▶ **What needs to be done**:
Report the number of lines that hold the string "ODAs". Leave out any other text.
[START]
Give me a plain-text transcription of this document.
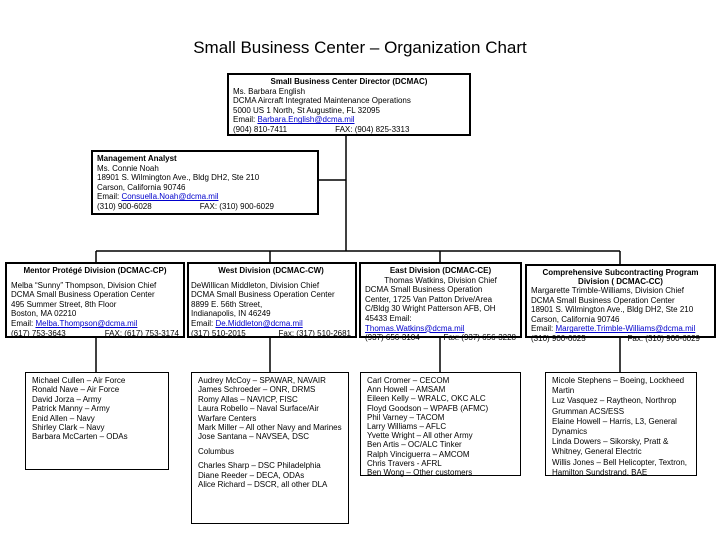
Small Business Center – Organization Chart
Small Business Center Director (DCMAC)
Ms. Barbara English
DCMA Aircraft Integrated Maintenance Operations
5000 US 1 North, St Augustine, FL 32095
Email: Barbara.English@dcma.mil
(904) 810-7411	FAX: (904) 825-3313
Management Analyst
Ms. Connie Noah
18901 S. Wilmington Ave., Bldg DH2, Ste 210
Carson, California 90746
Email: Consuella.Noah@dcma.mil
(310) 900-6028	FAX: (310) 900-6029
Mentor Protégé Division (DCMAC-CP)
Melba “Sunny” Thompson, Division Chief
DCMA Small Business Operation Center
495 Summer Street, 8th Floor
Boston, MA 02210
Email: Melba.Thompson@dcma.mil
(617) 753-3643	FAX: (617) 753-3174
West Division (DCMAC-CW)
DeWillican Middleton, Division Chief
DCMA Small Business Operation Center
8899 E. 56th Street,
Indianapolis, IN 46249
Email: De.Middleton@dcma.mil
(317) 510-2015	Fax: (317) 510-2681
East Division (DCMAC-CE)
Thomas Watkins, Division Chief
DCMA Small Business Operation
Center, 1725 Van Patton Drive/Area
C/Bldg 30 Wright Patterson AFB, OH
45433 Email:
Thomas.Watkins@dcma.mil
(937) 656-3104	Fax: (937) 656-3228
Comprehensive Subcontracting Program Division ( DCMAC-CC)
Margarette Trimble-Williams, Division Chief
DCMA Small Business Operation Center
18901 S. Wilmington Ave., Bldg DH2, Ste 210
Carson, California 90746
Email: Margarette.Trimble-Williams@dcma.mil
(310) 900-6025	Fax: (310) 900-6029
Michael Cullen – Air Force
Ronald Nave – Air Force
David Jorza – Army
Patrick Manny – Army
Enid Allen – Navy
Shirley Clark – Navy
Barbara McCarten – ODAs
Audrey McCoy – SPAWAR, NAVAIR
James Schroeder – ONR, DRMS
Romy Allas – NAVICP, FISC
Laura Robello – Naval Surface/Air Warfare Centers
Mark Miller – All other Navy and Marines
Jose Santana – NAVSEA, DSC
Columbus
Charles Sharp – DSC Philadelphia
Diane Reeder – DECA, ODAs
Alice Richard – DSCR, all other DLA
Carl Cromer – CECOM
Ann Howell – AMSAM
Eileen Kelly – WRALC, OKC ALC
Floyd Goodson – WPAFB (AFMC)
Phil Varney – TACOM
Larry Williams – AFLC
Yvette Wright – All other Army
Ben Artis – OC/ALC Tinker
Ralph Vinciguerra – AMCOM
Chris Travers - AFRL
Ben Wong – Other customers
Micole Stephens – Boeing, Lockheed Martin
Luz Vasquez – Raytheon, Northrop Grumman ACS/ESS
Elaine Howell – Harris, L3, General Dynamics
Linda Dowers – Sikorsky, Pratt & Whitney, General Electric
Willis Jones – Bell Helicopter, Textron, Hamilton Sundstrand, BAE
[END]
▶ **Solution to this exercise**:
2